## OBJECTIVE
Return the whole listing exactly as it stands.

=== RECORDED DATA ===

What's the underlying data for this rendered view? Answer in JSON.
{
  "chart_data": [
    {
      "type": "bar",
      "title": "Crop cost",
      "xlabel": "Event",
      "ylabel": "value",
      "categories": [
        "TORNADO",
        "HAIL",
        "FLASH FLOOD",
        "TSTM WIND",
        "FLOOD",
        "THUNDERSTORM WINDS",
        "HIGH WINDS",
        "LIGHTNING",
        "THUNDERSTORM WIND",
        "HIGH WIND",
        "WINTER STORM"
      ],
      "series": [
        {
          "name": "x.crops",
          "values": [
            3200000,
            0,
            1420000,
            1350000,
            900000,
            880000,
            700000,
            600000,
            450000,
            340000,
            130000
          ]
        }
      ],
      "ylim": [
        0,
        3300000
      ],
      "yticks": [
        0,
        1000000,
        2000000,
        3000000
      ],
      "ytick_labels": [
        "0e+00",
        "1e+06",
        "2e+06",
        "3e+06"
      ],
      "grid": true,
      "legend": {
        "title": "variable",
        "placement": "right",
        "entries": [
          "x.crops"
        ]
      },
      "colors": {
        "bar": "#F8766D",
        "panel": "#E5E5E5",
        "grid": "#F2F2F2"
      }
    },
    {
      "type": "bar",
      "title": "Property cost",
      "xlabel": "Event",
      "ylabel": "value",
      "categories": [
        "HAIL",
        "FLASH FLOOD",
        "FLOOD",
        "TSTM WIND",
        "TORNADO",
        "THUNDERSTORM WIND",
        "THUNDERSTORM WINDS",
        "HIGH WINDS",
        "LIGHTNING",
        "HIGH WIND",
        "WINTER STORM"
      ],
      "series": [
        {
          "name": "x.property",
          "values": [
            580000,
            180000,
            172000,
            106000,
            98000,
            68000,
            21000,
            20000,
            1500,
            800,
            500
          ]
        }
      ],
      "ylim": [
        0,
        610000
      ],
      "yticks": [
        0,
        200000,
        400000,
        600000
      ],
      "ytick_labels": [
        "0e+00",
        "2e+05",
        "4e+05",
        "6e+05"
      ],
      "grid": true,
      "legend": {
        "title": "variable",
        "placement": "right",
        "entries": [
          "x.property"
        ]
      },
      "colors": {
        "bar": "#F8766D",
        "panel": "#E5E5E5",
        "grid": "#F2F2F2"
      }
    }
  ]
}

===

## WORKED ANSWER
What's the underlying data for this rendered view? Answer in JSON.
{
  "chart_data": [
    {
      "type": "bar",
      "title": "Crop cost",
      "xlabel": "Event",
      "ylabel": "value",
      "categories": [
        "TORNADO",
        "HAIL",
        "FLASH FLOOD",
        "TSTM WIND",
        "FLOOD",
        "THUNDERSTORM WINDS",
        "HIGH WINDS",
        "LIGHTNING",
        "THUNDERSTORM WIND",
        "HIGH WIND",
        "WINTER STORM"
      ],
      "series": [
        {
          "name": "x.crops",
          "values": [
            3200000,
            0,
            1420000,
            1350000,
            900000,
            880000,
            700000,
            600000,
            450000,
            340000,
            130000
          ]
        }
      ],
      "ylim": [
        0,
        3300000
      ],
      "yticks": [
        0,
        1000000,
        2000000,
        3000000
      ],
      "ytick_labels": [
        "0e+00",
        "1e+06",
        "2e+06",
        "3e+06"
      ],
      "grid": true,
      "legend": {
        "title": "variable",
        "placement": "right",
        "entries": [
          "x.crops"
        ]
      },
      "colors": {
        "bar": "#F8766D",
        "panel": "#E5E5E5",
        "grid": "#F2F2F2"
      }
    },
    {
      "type": "bar",
      "title": "Property cost",
      "xlabel": "Event",
      "ylabel": "value",
      "categories": [
        "HAIL",
        "FLASH FLOOD",
        "FLOOD",
        "TSTM WIND",
        "TORNADO",
        "THUNDERSTORM WIND",
        "THUNDERSTORM WINDS",
        "HIGH WINDS",
        "LIGHTNING",
        "HIGH WIND",
        "WINTER STORM"
      ],
      "series": [
        {
          "name": "x.property",
          "values": [
            580000,
            180000,
            172000,
            106000,
            98000,
            68000,
            21000,
            20000,
            1500,
            800,
            500
          ]
        }
      ],
      "ylim": [
        0,
        610000
      ],
      "yticks": [
        0,
        200000,
        400000,
        600000
      ],
      "ytick_labels": [
        "0e+00",
        "2e+05",
        "4e+05",
        "6e+05"
      ],
      "grid": true,
      "legend": {
        "title": "variable",
        "placement": "right",
        "entries": [
          "x.property"
        ]
      },
      "colors": {
        "bar": "#F8766D",
        "panel": "#E5E5E5",
        "grid": "#F2F2F2"
      }
    }
  ]
}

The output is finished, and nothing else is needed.